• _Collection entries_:
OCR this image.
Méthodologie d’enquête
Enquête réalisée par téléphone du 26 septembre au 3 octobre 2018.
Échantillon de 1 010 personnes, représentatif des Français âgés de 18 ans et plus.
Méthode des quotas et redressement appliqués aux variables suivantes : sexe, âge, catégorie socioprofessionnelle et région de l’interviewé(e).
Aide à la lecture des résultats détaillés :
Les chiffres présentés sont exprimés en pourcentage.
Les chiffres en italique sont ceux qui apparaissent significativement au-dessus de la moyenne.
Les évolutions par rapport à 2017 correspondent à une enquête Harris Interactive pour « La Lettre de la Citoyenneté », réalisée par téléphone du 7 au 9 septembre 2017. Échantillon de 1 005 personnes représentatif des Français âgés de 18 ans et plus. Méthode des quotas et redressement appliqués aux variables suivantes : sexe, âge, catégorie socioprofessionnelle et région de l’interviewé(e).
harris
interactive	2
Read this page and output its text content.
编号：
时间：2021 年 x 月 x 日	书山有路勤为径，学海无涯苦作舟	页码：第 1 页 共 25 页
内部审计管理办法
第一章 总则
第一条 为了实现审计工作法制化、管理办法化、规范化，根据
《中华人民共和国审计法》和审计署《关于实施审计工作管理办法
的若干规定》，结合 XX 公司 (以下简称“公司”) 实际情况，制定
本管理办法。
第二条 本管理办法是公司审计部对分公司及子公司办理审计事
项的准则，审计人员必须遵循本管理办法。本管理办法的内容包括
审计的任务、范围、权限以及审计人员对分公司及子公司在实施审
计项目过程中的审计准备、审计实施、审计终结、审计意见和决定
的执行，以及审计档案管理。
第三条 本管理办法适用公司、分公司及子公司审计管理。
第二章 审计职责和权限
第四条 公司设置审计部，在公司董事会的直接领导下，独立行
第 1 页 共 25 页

• _SHORT PROBLEM_:
Extract, from the material above, each line holding the word "catégorie".

• _REPLY_:
Méthode des quotas et redressement appliqués aux variables suivantes : sexe, âge, catégorie socioprofessionnelle et région de l’interviewé(e).
Les évolutions par rapport à 2017 correspondent à une enquête Harris Interactive pour « La Lettre de la Citoyenneté », réalisée par téléphone du 7 au 9 septembre 2017. Échantillon de 1 005 personnes représentatif des Français âgés de 18 ans et plus. Méthode des quotas et redressement appliqués aux variables suivantes : sexe, âge, catégorie socioprofessionnelle et région de l’interviewé(e).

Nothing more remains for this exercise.